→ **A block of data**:
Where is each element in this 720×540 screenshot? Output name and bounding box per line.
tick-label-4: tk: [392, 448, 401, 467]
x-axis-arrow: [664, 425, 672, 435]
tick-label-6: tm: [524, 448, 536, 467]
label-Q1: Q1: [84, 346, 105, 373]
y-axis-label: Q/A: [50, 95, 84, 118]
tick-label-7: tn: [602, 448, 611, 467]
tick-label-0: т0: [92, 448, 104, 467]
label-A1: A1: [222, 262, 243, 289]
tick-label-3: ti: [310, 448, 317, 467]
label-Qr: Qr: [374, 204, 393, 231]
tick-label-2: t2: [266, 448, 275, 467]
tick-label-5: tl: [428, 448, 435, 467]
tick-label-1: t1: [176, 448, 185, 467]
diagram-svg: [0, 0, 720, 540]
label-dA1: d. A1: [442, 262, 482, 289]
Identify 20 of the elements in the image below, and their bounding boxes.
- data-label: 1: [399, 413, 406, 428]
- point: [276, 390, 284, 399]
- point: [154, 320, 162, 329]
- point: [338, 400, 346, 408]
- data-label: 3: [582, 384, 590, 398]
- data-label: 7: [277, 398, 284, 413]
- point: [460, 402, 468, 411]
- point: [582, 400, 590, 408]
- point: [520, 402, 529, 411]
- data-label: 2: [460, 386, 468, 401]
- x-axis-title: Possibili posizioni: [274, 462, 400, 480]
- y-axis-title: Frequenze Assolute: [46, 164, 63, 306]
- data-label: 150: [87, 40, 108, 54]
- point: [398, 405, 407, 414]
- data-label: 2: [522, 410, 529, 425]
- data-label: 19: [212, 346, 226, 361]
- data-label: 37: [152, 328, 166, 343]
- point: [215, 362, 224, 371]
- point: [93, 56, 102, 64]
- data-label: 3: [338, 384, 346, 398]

→ **THE PROBLEM**:
Convert the lines of the material, from its first line through the line containing "- point: [338, 400, 346, 408]" (both included), into a Markdown table with the columns Row and Line. Leave out any blank lines.

→ **EXERCISE RESULT**:
| Row | Line |
|---|---|
| 1 | Where is each element in this 720×540 screenshot? Output name and bounding box per line. |
| 2 | tick-label-4: tk: [392, 448, 401, 467] |
| 3 | x-axis-arrow: [664, 425, 672, 435] |
| 4 | tick-label-6: tm: [524, 448, 536, 467] |
| 5 | label-Q1: Q1: [84, 346, 105, 373] |
| 6 | y-axis-label: Q/A: [50, 95, 84, 118] |
| 7 | tick-label-7: tn: [602, 448, 611, 467] |
| 8 | tick-label-0: т0: [92, 448, 104, 467] |
| 9 | label-A1: A1: [222, 262, 243, 289] |
| 10 | tick-label-3: ti: [310, 448, 317, 467] |
| 11 | label-Qr: Qr: [374, 204, 393, 231] |
| 12 | tick-label-2: t2: [266, 448, 275, 467] |
| 13 | tick-label-5: tl: [428, 448, 435, 467] |
| 14 | tick-label-1: t1: [176, 448, 185, 467] |
| 15 | diagram-svg: [0, 0, 720, 540] |
| 16 | label-dA1: d. A1: [442, 262, 482, 289] |
| 17 | Identify 20 of the elements in the image below, and their bounding boxes. |
| 18 | - data-label: 1: [399, 413, 406, 428] |
| 19 | - point: [276, 390, 284, 399] |
| 20 | - point: [154, 320, 162, 329] |
| 21 | - point: [338, 400, 346, 408] |